- Direction
Copy out the records without changes, everything from the line containing "question-bar: Какие из" down to the line containing "task-label: Задание — [46, 46, 129, 72]", both of those lines included.

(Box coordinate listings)
········

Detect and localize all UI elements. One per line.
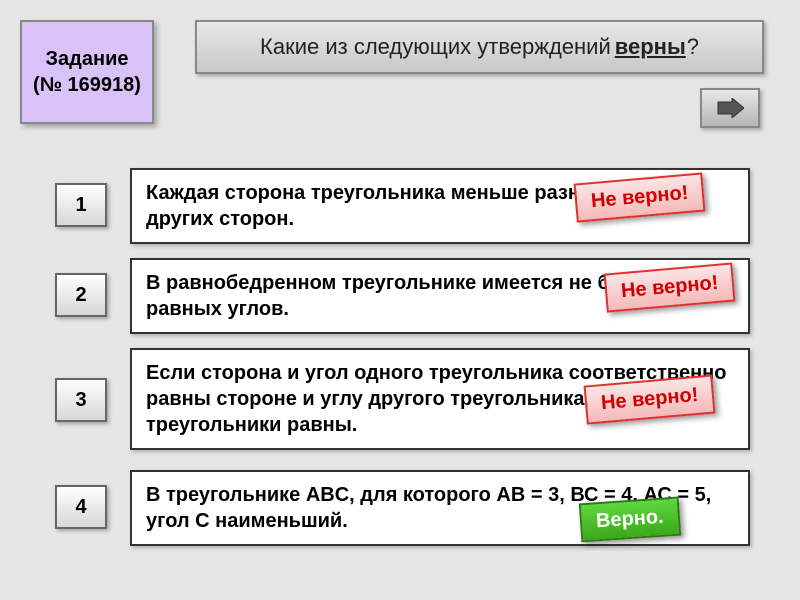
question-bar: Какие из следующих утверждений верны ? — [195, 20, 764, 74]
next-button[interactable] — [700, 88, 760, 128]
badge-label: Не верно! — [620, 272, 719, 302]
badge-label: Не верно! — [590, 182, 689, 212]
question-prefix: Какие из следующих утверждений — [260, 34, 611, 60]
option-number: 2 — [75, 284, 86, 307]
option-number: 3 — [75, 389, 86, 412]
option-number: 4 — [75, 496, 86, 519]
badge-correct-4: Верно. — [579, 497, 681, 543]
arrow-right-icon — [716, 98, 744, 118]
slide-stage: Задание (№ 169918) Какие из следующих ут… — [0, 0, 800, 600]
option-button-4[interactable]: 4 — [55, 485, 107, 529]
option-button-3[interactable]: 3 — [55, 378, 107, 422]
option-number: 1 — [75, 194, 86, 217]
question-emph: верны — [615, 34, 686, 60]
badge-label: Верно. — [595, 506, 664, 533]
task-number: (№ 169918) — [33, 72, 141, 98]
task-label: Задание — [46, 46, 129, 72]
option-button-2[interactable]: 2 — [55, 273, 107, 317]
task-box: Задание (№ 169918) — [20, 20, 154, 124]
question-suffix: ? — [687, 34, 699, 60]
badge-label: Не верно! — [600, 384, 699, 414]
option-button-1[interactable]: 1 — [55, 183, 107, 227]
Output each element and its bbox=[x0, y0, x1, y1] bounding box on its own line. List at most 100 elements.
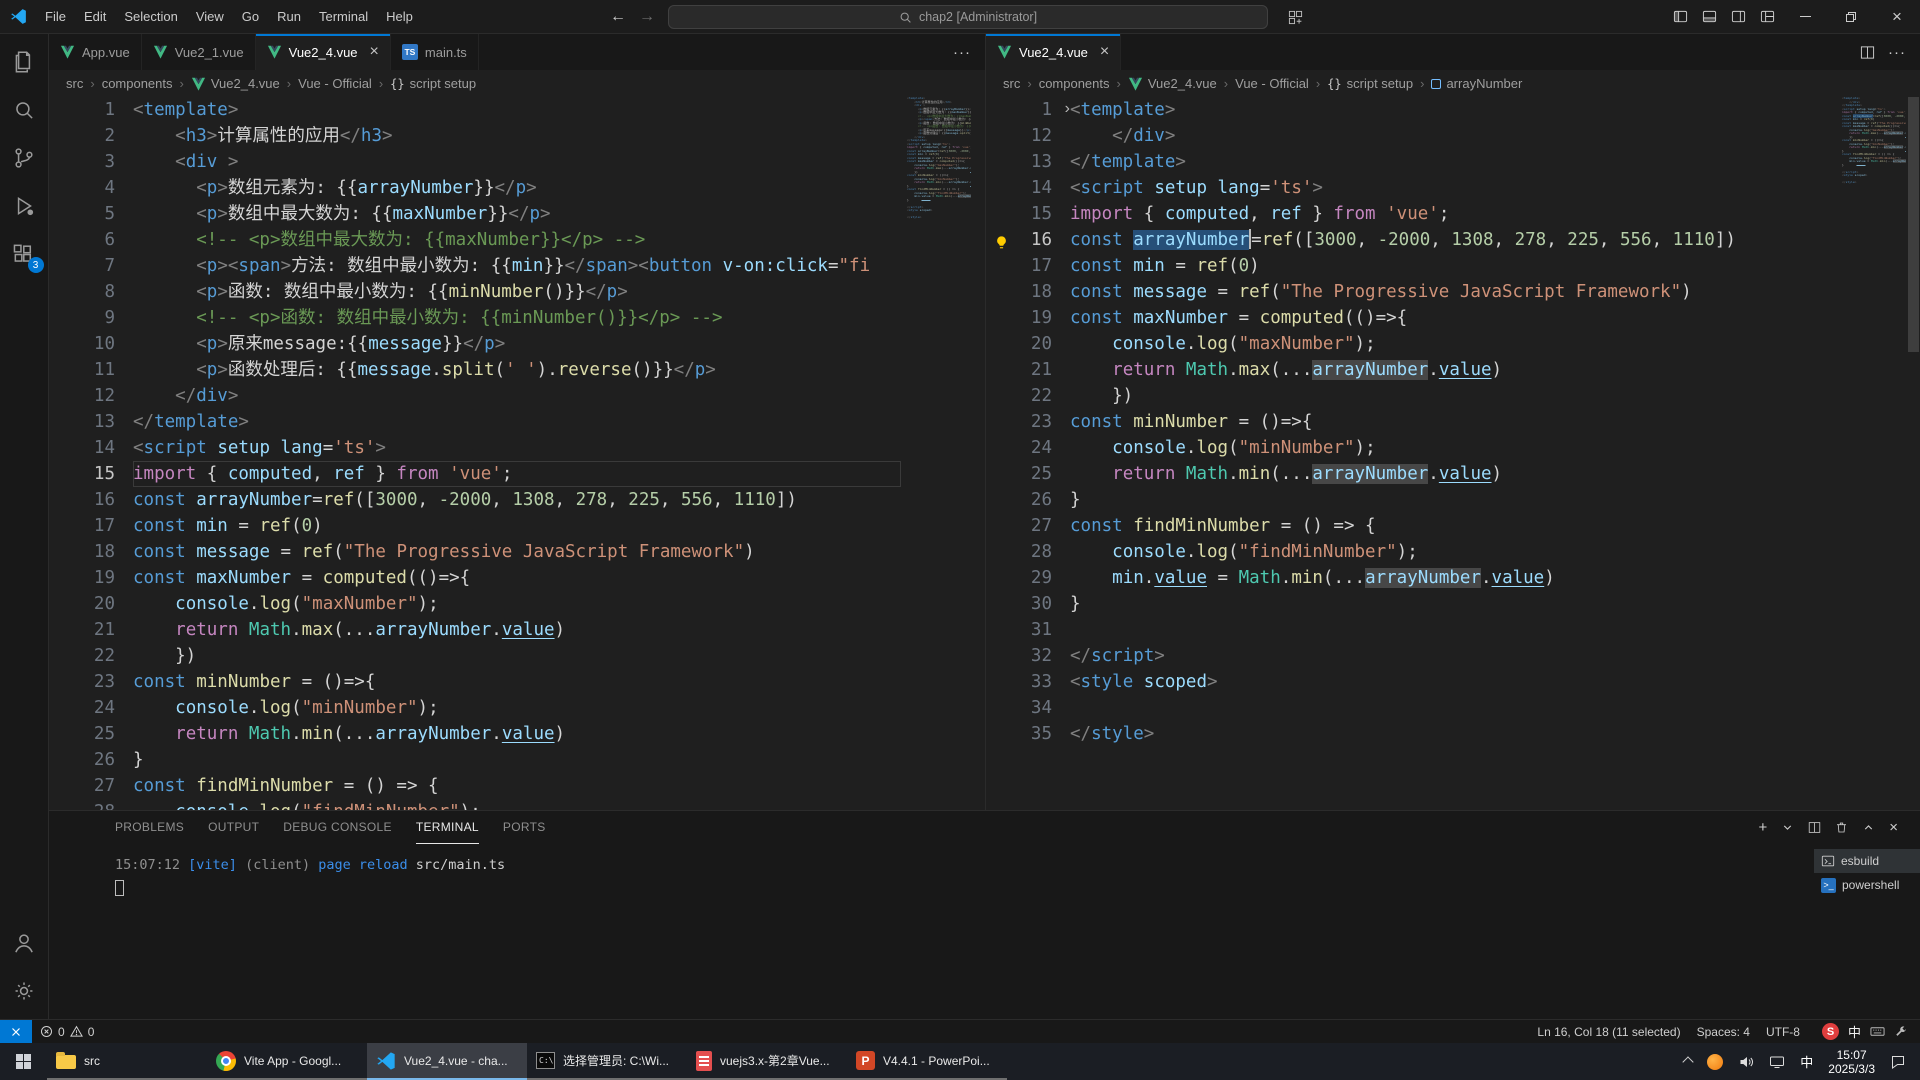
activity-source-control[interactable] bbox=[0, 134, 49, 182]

········

- Result for this exercise
question-bar: Какие из следующих утверждений верны ? — [195, 20, 764, 74]
next-button[interactable] — [700, 88, 760, 128]
badge-label: Не верно! — [620, 272, 719, 302]
badge-label: Не верно! — [590, 182, 689, 212]
question-prefix: Какие из следующих утверждений — [260, 34, 611, 60]
option-number: 2 — [75, 284, 86, 307]
option-number: 3 — [75, 389, 86, 412]
option-number: 4 — [75, 496, 86, 519]
badge-correct-4: Верно. — [579, 497, 681, 543]
arrow-right-icon — [716, 98, 744, 118]
slide-stage: Задание (№ 169918) Какие из следующих ут… — [0, 0, 800, 600]
option-button-4[interactable]: 4 — [55, 485, 107, 529]
option-button-3[interactable]: 3 — [55, 378, 107, 422]
option-number: 1 — [75, 194, 86, 217]
question-emph: верны — [615, 34, 686, 60]
badge-label: Верно. — [595, 506, 664, 533]
task-number: (№ 169918) — [33, 72, 141, 98]
task-label: Задание — [46, 46, 129, 72]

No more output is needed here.